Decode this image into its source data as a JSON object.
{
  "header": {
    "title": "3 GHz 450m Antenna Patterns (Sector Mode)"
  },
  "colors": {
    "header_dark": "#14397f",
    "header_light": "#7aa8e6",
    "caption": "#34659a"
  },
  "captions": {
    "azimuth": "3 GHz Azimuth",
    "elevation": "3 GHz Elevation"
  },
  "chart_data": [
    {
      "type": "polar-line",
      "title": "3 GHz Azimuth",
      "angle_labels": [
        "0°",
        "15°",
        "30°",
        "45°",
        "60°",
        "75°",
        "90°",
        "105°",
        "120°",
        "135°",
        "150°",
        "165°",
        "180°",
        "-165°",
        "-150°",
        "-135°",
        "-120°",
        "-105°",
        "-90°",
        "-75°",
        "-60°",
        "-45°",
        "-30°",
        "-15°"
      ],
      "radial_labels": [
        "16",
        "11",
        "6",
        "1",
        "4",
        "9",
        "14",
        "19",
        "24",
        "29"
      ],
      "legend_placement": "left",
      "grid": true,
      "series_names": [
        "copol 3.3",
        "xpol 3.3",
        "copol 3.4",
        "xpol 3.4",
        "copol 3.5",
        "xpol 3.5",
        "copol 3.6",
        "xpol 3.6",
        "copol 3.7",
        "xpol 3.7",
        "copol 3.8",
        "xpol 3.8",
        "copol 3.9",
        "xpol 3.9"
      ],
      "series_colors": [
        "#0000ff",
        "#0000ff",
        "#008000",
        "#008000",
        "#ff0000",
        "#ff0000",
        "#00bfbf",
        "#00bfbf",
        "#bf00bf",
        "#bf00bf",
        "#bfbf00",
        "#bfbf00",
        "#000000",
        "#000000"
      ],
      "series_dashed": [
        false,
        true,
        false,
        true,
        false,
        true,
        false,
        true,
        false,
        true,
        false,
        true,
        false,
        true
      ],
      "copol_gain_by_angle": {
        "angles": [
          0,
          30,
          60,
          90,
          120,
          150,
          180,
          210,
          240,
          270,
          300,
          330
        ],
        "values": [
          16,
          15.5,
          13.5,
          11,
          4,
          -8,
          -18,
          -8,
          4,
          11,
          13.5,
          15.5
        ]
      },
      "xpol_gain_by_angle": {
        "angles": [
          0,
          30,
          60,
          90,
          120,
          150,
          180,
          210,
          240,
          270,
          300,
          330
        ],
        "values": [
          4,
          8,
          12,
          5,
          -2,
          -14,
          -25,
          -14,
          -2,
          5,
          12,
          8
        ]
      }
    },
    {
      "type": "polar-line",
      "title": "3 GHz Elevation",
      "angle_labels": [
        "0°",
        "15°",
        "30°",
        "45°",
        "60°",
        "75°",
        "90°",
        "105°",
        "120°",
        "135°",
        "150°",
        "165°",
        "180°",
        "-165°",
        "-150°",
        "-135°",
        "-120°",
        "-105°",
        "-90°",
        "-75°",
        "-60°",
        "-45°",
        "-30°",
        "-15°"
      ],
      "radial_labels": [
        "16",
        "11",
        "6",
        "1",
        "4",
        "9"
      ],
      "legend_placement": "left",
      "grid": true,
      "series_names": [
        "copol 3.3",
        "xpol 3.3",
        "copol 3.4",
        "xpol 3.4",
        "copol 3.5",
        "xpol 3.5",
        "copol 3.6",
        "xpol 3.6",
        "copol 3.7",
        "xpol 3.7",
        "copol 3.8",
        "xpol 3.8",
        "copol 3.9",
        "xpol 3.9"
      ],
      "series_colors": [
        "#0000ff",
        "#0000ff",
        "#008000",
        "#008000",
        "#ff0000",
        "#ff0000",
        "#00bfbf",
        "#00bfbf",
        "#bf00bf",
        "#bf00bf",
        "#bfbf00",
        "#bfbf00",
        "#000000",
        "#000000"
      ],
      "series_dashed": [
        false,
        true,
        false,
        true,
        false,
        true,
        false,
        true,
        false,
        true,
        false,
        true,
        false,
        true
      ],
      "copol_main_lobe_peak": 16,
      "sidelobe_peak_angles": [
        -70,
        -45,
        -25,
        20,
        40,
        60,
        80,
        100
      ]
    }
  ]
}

########################################

■ What is needed:
All of the material must be reproduced exactly.

■ Problem solution:
Decode this image into its source data as a JSON object.
{
  "header": {
    "title": "3 GHz 450m Antenna Patterns (Sector Mode)"
  },
  "colors": {
    "header_dark": "#14397f",
    "header_light": "#7aa8e6",
    "caption": "#34659a"
  },
  "captions": {
    "azimuth": "3 GHz Azimuth",
    "elevation": "3 GHz Elevation"
  },
  "chart_data": [
    {
      "type": "polar-line",
      "title": "3 GHz Azimuth",
      "angle_labels": [
        "0°",
        "15°",
        "30°",
        "45°",
        "60°",
        "75°",
        "90°",
        "105°",
        "120°",
        "135°",
        "150°",
        "165°",
        "180°",
        "-165°",
        "-150°",
        "-135°",
        "-120°",
        "-105°",
        "-90°",
        "-75°",
        "-60°",
        "-45°",
        "-30°",
        "-15°"
      ],
      "radial_labels": [
        "16",
        "11",
        "6",
        "1",
        "4",
        "9",
        "14",
        "19",
        "24",
        "29"
      ],
      "legend_placement": "left",
      "grid": true,
      "series_names": [
        "copol 3.3",
        "xpol 3.3",
        "copol 3.4",
        "xpol 3.4",
        "copol 3.5",
        "xpol 3.5",
        "copol 3.6",
        "xpol 3.6",
        "copol 3.7",
        "xpol 3.7",
        "copol 3.8",
        "xpol 3.8",
        "copol 3.9",
        "xpol 3.9"
      ],
      "series_colors": [
        "#0000ff",
        "#0000ff",
        "#008000",
        "#008000",
        "#ff0000",
        "#ff0000",
        "#00bfbf",
        "#00bfbf",
        "#bf00bf",
        "#bf00bf",
        "#bfbf00",
        "#bfbf00",
        "#000000",
        "#000000"
      ],
      "series_dashed": [
        false,
        true,
        false,
        true,
        false,
        true,
        false,
        true,
        false,
        true,
        false,
        true,
        false,
        true
      ],
      "copol_gain_by_angle": {
        "angles": [
          0,
          30,
          60,
          90,
          120,
          150,
          180,
          210,
          240,
          270,
          300,
          330
        ],
        "values": [
          16,
          15.5,
          13.5,
          11,
          4,
          -8,
          -18,
          -8,
          4,
          11,
          13.5,
          15.5
        ]
      },
      "xpol_gain_by_angle": {
        "angles": [
          0,
          30,
          60,
          90,
          120,
          150,
          180,
          210,
          240,
          270,
          300,
          330
        ],
        "values": [
          4,
          8,
          12,
          5,
          -2,
          -14,
          -25,
          -14,
          -2,
          5,
          12,
          8
        ]
      }
    },
    {
      "type": "polar-line",
      "title": "3 GHz Elevation",
      "angle_labels": [
        "0°",
        "15°",
        "30°",
        "45°",
        "60°",
        "75°",
        "90°",
        "105°",
        "120°",
        "135°",
        "150°",
        "165°",
        "180°",
        "-165°",
        "-150°",
        "-135°",
        "-120°",
        "-105°",
        "-90°",
        "-75°",
        "-60°",
        "-45°",
        "-30°",
        "-15°"
      ],
      "radial_labels": [
        "16",
        "11",
        "6",
        "1",
        "4",
        "9"
      ],
      "legend_placement": "left",
      "grid": true,
      "series_names": [
        "copol 3.3",
        "xpol 3.3",
        "copol 3.4",
        "xpol 3.4",
        "copol 3.5",
        "xpol 3.5",
        "copol 3.6",
        "xpol 3.6",
        "copol 3.7",
        "xpol 3.7",
        "copol 3.8",
        "xpol 3.8",
        "copol 3.9",
        "xpol 3.9"
      ],
      "series_colors": [
        "#0000ff",
        "#0000ff",
        "#008000",
        "#008000",
        "#ff0000",
        "#ff0000",
        "#00bfbf",
        "#00bfbf",
        "#bf00bf",
        "#bf00bf",
        "#bfbf00",
        "#bfbf00",
        "#000000",
        "#000000"
      ],
      "series_dashed": [
        false,
        true,
        false,
        true,
        false,
        true,
        false,
        true,
        false,
        true,
        false,
        true,
        false,
        true
      ],
      "copol_main_lobe_peak": 16,
      "sidelobe_peak_angles": [
        -70,
        -45,
        -25,
        20,
        40,
        60,
        80,
        100
      ]
    }
  ]
}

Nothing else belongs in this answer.